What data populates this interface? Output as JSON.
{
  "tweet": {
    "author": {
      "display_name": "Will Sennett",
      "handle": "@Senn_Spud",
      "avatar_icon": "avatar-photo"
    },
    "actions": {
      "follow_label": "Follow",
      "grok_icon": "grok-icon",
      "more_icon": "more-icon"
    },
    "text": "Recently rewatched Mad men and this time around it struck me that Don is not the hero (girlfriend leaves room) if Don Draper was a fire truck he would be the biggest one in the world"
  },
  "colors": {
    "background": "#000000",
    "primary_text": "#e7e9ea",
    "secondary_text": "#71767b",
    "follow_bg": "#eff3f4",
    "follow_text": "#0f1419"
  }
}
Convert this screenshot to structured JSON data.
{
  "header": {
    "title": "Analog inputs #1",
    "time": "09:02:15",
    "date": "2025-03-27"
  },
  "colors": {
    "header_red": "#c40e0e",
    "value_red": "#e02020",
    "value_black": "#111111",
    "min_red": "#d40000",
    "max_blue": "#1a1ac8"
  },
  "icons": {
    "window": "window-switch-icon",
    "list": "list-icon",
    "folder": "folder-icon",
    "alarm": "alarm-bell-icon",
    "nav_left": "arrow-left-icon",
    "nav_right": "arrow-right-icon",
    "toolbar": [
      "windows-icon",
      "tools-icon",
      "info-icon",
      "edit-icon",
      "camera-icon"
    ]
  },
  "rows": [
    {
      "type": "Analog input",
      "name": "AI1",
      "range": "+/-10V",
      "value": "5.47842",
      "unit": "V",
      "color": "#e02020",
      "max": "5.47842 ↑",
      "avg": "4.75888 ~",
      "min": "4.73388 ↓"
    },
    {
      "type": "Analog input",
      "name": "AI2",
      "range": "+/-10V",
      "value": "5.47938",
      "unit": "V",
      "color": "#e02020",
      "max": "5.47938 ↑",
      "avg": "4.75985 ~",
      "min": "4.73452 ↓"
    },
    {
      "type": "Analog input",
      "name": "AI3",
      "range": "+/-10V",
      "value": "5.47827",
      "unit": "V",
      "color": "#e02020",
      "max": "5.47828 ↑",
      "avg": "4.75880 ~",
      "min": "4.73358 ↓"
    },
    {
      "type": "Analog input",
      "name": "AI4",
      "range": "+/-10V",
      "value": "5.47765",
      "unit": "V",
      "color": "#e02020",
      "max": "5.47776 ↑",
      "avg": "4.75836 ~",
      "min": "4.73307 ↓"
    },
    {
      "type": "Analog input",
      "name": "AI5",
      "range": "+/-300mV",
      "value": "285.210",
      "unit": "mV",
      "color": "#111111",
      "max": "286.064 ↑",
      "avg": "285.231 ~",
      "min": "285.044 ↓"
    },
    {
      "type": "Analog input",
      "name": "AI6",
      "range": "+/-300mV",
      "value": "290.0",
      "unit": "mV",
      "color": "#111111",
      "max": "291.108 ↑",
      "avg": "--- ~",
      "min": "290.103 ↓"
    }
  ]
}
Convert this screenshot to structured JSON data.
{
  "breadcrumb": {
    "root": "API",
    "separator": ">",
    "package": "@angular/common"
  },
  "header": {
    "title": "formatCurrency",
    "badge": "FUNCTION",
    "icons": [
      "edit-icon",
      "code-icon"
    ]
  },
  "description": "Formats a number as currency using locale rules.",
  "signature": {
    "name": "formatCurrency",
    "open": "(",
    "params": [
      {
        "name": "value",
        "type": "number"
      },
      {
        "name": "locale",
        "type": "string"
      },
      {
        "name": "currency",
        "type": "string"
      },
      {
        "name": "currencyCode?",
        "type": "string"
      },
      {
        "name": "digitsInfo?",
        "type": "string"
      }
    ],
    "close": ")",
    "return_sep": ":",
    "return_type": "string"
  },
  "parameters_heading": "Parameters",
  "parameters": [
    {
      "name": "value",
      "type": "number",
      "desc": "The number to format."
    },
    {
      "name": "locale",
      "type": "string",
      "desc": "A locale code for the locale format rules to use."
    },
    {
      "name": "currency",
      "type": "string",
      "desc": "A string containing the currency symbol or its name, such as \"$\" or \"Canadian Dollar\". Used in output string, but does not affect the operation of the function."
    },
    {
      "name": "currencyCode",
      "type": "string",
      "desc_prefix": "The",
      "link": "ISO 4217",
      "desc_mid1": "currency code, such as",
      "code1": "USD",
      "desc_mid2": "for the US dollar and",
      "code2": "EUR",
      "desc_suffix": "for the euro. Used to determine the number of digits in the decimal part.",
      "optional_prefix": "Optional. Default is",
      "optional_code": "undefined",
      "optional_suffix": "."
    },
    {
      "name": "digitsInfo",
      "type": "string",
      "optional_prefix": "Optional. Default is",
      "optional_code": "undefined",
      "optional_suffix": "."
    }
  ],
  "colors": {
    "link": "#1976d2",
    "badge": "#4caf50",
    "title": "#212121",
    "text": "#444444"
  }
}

Short task: Above are the records. Copy every line in them holding "number".

Full output:
  "description": "Formats a number as currency using locale rules.",
        "type": "number"
      "type": "number",
      "desc": "The number to format."
      "desc_suffix": "for the euro. Used to determine the number of digits in the decimal part.",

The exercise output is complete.